WORK TO BE COMPLETED:
All lines in the entries below that hold "content" make up the answer.
===============
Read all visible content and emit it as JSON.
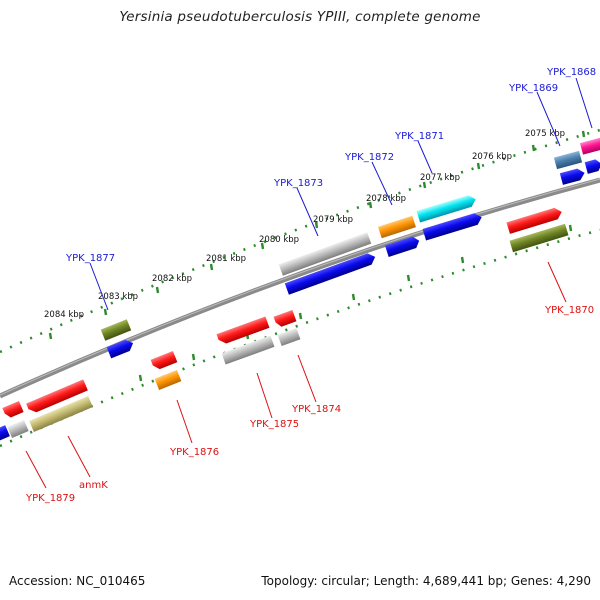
{
  "title": "Yersinia pseudotuberculosis YPIII, complete genome",
  "footer": {
    "accession": "Accession: NC_010465",
    "stats": "Topology: circular; Length: 4,689,441 bp; Genes: 4,290"
  },
  "ruler": [
    {
      "label": "2075 kbp",
      "kbp": 2075
    },
    {
      "label": "2076 kbp",
      "kbp": 2076
    },
    {
      "label": "2077 kbp",
      "kbp": 2077
    },
    {
      "label": "2078 kbp",
      "kbp": 2078
    },
    {
      "label": "2079 kbp",
      "kbp": 2079
    },
    {
      "label": "2080 kbp",
      "kbp": 2080
    },
    {
      "label": "2081 kbp",
      "kbp": 2081
    },
    {
      "label": "2082 kbp",
      "kbp": 2082
    },
    {
      "label": "2083 kbp",
      "kbp": 2083
    },
    {
      "label": "2084 kbp",
      "kbp": 2084
    }
  ],
  "genes": [
    {
      "name": "YPK_1868",
      "strand": "forward",
      "color": "#1a1ad6"
    },
    {
      "name": "YPK_1869",
      "strand": "forward",
      "color": "#1a1ad6"
    },
    {
      "name": "YPK_1871",
      "strand": "forward",
      "color": "#1a1ad6"
    },
    {
      "name": "YPK_1872",
      "strand": "forward",
      "color": "#1a1ad6"
    },
    {
      "name": "YPK_1873",
      "strand": "forward",
      "color": "#1a1ad6"
    },
    {
      "name": "YPK_1877",
      "strand": "forward",
      "color": "#1a1ad6"
    },
    {
      "name": "YPK_1870",
      "strand": "reverse",
      "color": "#dd1111"
    },
    {
      "name": "YPK_1874",
      "strand": "reverse",
      "color": "#dd1111"
    },
    {
      "name": "YPK_1875",
      "strand": "reverse",
      "color": "#dd1111"
    },
    {
      "name": "YPK_1876",
      "strand": "reverse",
      "color": "#dd1111"
    },
    {
      "name": "YPK_1879",
      "strand": "reverse",
      "color": "#dd1111"
    },
    {
      "name": "anmK",
      "strand": "reverse",
      "color": "#dd1111"
    }
  ]
}
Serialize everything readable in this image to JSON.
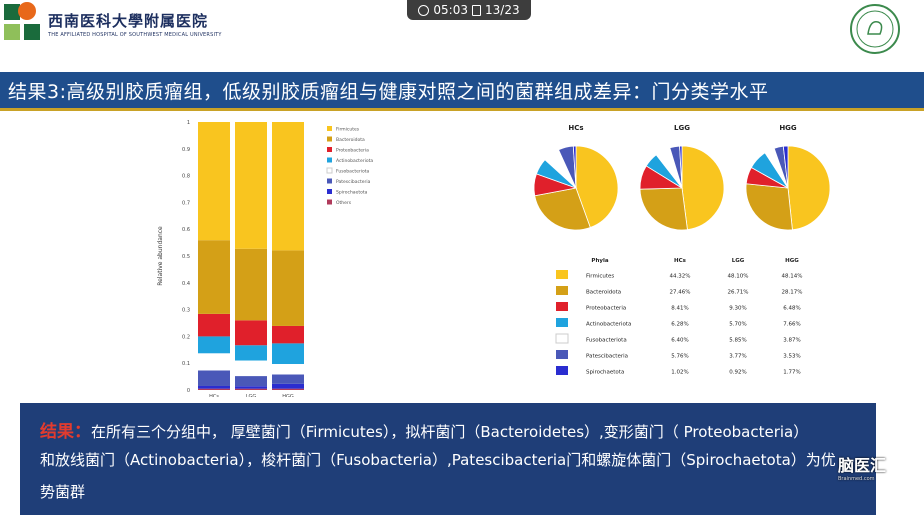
{
  "header": {
    "brand_cn": "西南医科大學附属医院",
    "brand_en": "THE AFFILIATED HOSPITAL OF SOUTHWEST MEDICAL UNIVERSITY",
    "timer": "05:03",
    "page": "13/23"
  },
  "title": "结果3:高级别胶质瘤组，低级别胶质瘤组与健康对照之间的菌群组成差异：门分类学水平",
  "chart_data": [
    {
      "type": "bar",
      "stacked": true,
      "categories": [
        "HCs",
        "LGG",
        "HGG"
      ],
      "ylabel": "Relative abundance",
      "ylim": [
        0,
        1
      ],
      "yticks": [
        "0",
        "0.1",
        "0.2",
        "0.3",
        "0.4",
        "0.5",
        "0.6",
        "0.7",
        "0.8",
        "0.9",
        "1"
      ],
      "legend_position": "right",
      "series": [
        {
          "name": "Others",
          "color": "#b03a5b",
          "values": [
            0.005,
            0.005,
            0.005
          ]
        },
        {
          "name": "Spirochaetota",
          "color": "#2a2dd0",
          "values": [
            0.01,
            0.009,
            0.018
          ]
        },
        {
          "name": "Patescibacteria",
          "color": "#4a58b8",
          "values": [
            0.058,
            0.038,
            0.035
          ]
        },
        {
          "name": "Fusobacteriota",
          "color": "#ffffff",
          "values": [
            0.064,
            0.058,
            0.039
          ]
        },
        {
          "name": "Actinobacteriota",
          "color": "#1fa3de",
          "values": [
            0.063,
            0.057,
            0.077
          ]
        },
        {
          "name": "Proteobacteria",
          "color": "#e0202b",
          "values": [
            0.084,
            0.093,
            0.065
          ]
        },
        {
          "name": "Bacteroidota",
          "color": "#d4a017",
          "values": [
            0.275,
            0.267,
            0.282
          ]
        },
        {
          "name": "Firmicutes",
          "color": "#f9c51f",
          "values": [
            0.441,
            0.473,
            0.479
          ]
        }
      ]
    },
    {
      "type": "pie",
      "charts": [
        {
          "title": "HCs",
          "values": [
            44.32,
            27.46,
            8.41,
            6.28,
            6.4,
            5.76,
            1.02
          ]
        },
        {
          "title": "LGG",
          "values": [
            48.1,
            26.71,
            9.3,
            5.7,
            5.85,
            3.77,
            0.92
          ]
        },
        {
          "title": "HGG",
          "values": [
            48.14,
            28.17,
            6.48,
            7.66,
            3.87,
            3.53,
            1.77
          ]
        }
      ],
      "colors": [
        "#f9c51f",
        "#d4a017",
        "#e0202b",
        "#1fa3de",
        "#ffffff",
        "#4a58b8",
        "#2a2dd0"
      ]
    },
    {
      "type": "table",
      "columns": [
        "Phyla",
        "HCs",
        "LGG",
        "HGG"
      ],
      "rows": [
        {
          "name": "Firmicutes",
          "color": "#f9c51f",
          "values": [
            "44.32%",
            "48.10%",
            "48.14%"
          ]
        },
        {
          "name": "Bacteroidota",
          "color": "#d4a017",
          "values": [
            "27.46%",
            "26.71%",
            "28.17%"
          ]
        },
        {
          "name": "Proteobacteria",
          "color": "#e0202b",
          "values": [
            "8.41%",
            "9.30%",
            "6.48%"
          ]
        },
        {
          "name": "Actinobacteriota",
          "color": "#1fa3de",
          "values": [
            "6.28%",
            "5.70%",
            "7.66%"
          ]
        },
        {
          "name": "Fusobacteriota",
          "color": "#ffffff",
          "values": [
            "6.40%",
            "5.85%",
            "3.87%"
          ]
        },
        {
          "name": "Patescibacteria",
          "color": "#4a58b8",
          "values": [
            "5.76%",
            "3.77%",
            "3.53%"
          ]
        },
        {
          "name": "Spirochaetota",
          "color": "#2a2dd0",
          "values": [
            "1.02%",
            "0.92%",
            "1.77%"
          ]
        }
      ]
    }
  ],
  "conclusion": {
    "label": "结果：",
    "line1": "在所有三个分组中， 厚壁菌门（Firmicutes），拟杆菌门（Bacteroidetes）,变形菌门（ Proteobacteria）",
    "line2": "和放线菌门（Actinobacteria），梭杆菌门（Fusobacteria）,Patescibacteria门和螺旋体菌门（Spirochaetota）为优",
    "line3": "势菌群"
  },
  "watermark": "脑医汇",
  "watermark_sub": "Brainmed.com"
}
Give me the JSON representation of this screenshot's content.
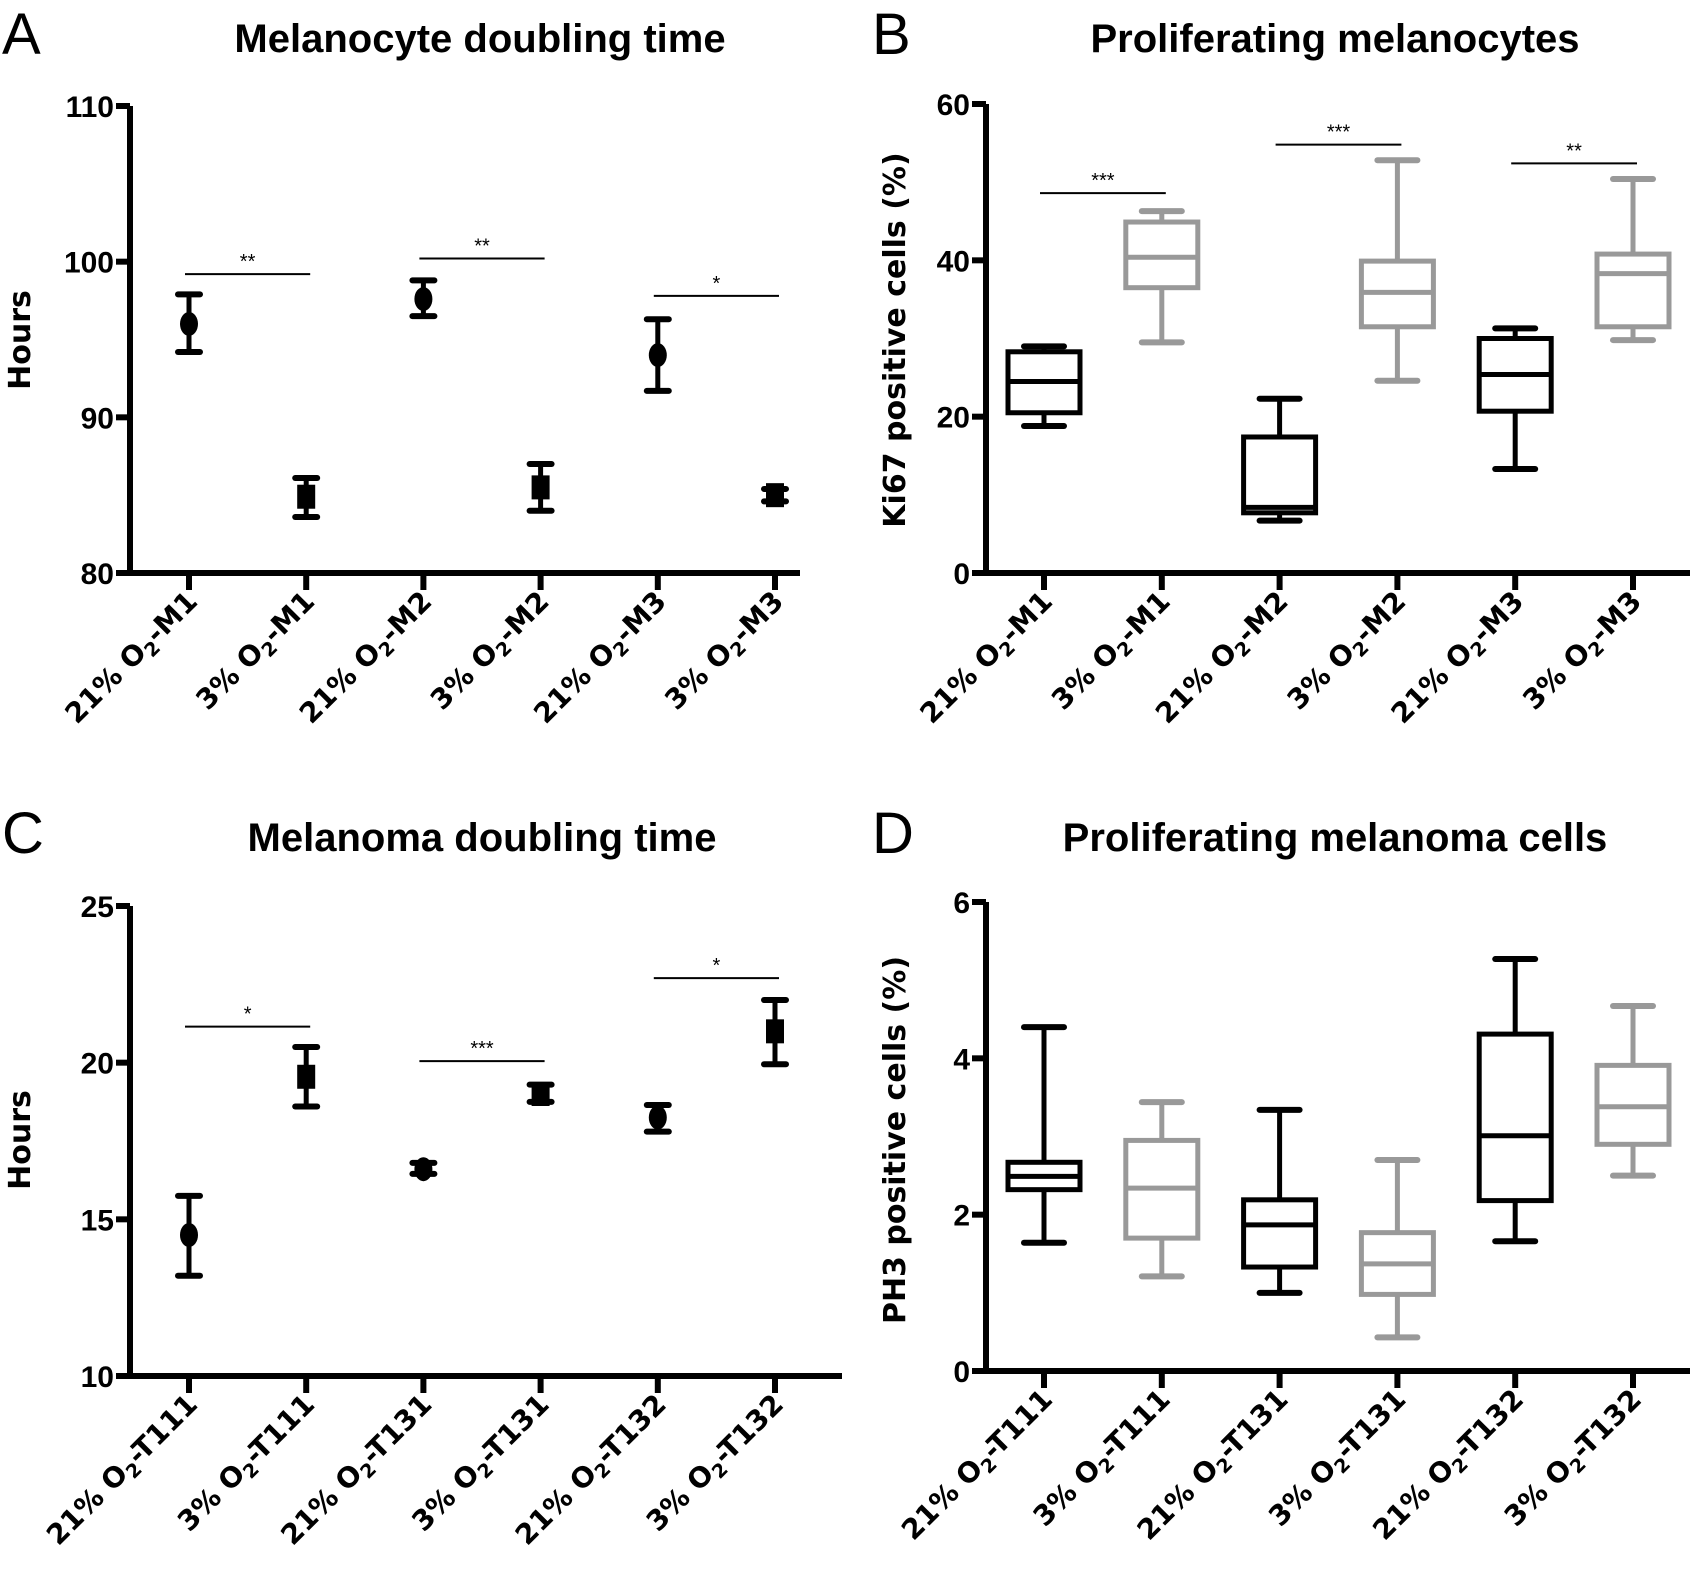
===============
RESPONSE TO THIS EXERCISE:
Read all visible content and emit it as JSON.
Give me the JSON representation of this screenshot's content.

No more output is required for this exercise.